§ **TASK DATA**
○ ○ ○ ○

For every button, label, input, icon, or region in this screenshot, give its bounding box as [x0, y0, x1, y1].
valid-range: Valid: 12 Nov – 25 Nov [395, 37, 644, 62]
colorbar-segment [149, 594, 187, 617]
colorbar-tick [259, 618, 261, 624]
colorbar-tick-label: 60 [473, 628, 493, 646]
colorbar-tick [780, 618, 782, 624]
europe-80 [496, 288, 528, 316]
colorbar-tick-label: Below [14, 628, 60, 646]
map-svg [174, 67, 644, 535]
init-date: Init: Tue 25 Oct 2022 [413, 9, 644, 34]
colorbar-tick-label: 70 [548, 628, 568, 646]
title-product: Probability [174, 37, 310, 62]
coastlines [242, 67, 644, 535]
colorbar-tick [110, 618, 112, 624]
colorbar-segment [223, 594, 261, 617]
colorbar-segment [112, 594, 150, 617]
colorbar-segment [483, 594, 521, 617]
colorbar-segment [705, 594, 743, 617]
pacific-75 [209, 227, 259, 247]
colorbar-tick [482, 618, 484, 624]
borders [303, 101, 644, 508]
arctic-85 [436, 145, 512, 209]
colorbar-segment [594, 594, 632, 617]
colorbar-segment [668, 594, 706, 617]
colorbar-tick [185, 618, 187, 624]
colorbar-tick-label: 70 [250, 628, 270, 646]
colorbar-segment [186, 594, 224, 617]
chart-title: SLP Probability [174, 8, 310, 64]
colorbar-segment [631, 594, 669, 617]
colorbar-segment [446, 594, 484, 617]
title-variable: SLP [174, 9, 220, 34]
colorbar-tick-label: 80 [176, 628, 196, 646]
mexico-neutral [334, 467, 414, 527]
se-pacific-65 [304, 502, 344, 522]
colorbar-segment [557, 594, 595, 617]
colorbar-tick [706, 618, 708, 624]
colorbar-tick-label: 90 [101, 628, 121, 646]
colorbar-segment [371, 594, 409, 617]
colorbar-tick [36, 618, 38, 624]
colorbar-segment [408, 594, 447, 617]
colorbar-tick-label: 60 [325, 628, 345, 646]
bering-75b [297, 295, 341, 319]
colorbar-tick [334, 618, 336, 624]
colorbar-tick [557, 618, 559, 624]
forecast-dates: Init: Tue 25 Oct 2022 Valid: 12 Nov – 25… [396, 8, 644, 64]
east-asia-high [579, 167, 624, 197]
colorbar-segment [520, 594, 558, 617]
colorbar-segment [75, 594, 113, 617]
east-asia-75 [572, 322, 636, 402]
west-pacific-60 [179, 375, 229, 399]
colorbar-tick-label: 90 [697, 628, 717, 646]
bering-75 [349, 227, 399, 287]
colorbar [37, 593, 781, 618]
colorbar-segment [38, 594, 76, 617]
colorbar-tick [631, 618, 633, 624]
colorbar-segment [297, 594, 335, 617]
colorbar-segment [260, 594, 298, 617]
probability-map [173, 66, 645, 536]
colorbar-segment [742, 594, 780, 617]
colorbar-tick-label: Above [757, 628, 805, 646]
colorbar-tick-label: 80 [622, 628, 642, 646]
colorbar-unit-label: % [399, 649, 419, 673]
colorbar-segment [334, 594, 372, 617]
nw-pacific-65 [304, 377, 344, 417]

○ ○ ○ ○

§ **SHORT EXERCISE**
Convert every line of the entries above into a Markdown table with two columns, Row and Line, giving each line a row number and leaving out blank lines.

§ **RESPONSE TO THE EXERCISE**
| Row | Line |
|---|---|
| 1 | For every button, label, input, icon, or region in this screenshot, give its bounding box as [x0, y0, x1, y1]. |
| 2 | valid-range: Valid: 12 Nov – 25 Nov [395, 37, 644, 62] |
| 3 | colorbar-segment [149, 594, 187, 617] |
| 4 | colorbar-tick [259, 618, 261, 624] |
| 5 | colorbar-tick-label: 60 [473, 628, 493, 646] |
| 6 | colorbar-tick [780, 618, 782, 624] |
| 7 | europe-80 [496, 288, 528, 316] |
| 8 | colorbar-tick-label: Below [14, 628, 60, 646] |
| 9 | map-svg [174, 67, 644, 535] |
| 10 | init-date: Init: Tue 25 Oct 2022 [413, 9, 644, 34] |
| 11 | colorbar-tick-label: 70 [548, 628, 568, 646] |
| 12 | title-product: Probability [174, 37, 310, 62] |
| 13 | coastlines [242, 67, 644, 535] |
| 14 | colorbar-tick [110, 618, 112, 624] |
| 15 | colorbar-segment [223, 594, 261, 617] |
| 16 | colorbar-segment [112, 594, 150, 617] |
| 17 | colorbar-segment [483, 594, 521, 617] |
| 18 | colorbar-segment [705, 594, 743, 617] |
| 19 | pacific-75 [209, 227, 259, 247] |
| 20 | colorbar-tick [482, 618, 484, 624] |
| 21 | borders [303, 101, 644, 508] |
| 22 | arctic-85 [436, 145, 512, 209] |
| 23 | colorbar-segment [594, 594, 632, 617] |
| 24 | colorbar-segment [668, 594, 706, 617] |
| 25 | colorbar-tick [185, 618, 187, 624] |
| 26 | colorbar-tick-label: 70 [250, 628, 270, 646] |
| 27 | colorbar-segment [186, 594, 224, 617] |
| 28 | chart-title: SLP Probability [174, 8, 310, 64] |
| 29 | colorbar-segment [631, 594, 669, 617] |
| 30 | colorbar-segment [446, 594, 484, 617] |
| 31 | title-variable: SLP [174, 9, 220, 34] |
| 32 | colorbar-tick-label: 80 [176, 628, 196, 646] |
| 33 | mexico-neutral [334, 467, 414, 527] |
| 34 | se-pacific-65 [304, 502, 344, 522] |
| 35 | colorbar-segment [557, 594, 595, 617] |
| 36 | colorbar-tick [706, 618, 708, 624] |
| 37 | colorbar-tick-label: 90 [101, 628, 121, 646] |
| 38 | colorbar-segment [371, 594, 409, 617] |
| 39 | colorbar-tick [36, 618, 38, 624] |
| 40 | colorbar-segment [408, 594, 447, 617] |
| 41 | colorbar-tick-label: 60 [325, 628, 345, 646] |
| 42 | bering-75b [297, 295, 341, 319] |
| 43 | colorbar-tick [334, 618, 336, 624] |
| 44 | colorbar-tick [557, 618, 559, 624] |
| 45 | forecast-dates: Init: Tue 25 Oct 2022 Valid: 12 Nov – 25… [396, 8, 644, 64] |
| 46 | east-asia-high [579, 167, 624, 197] |
| 47 | colorbar-segment [520, 594, 558, 617] |
| 48 | colorbar-segment [75, 594, 113, 617] |
| 49 | east-asia-75 [572, 322, 636, 402] |
| 50 | west-pacific-60 [179, 375, 229, 399] |
| 51 | colorbar-tick-label: 90 [697, 628, 717, 646] |
| 52 | bering-75 [349, 227, 399, 287] |
| 53 | colorbar [37, 593, 781, 618] |
| 54 | colorbar-segment [38, 594, 76, 617] |
| 55 | colorbar-tick [631, 618, 633, 624] |
| 56 | colorbar-segment [297, 594, 335, 617] |
| 57 | colorbar-segment [260, 594, 298, 617] |
| 58 | probability-map [173, 66, 645, 536] |
| 59 | colorbar-segment [742, 594, 780, 617] |
| 60 | colorbar-tick-label: Above [757, 628, 805, 646] |
| 61 | colorbar-tick-label: 80 [622, 628, 642, 646] |
| 62 | colorbar-unit-label: % [399, 649, 419, 673] |
| 63 | colorbar-segment [334, 594, 372, 617] |
| 64 | nw-pacific-65 [304, 377, 344, 417] |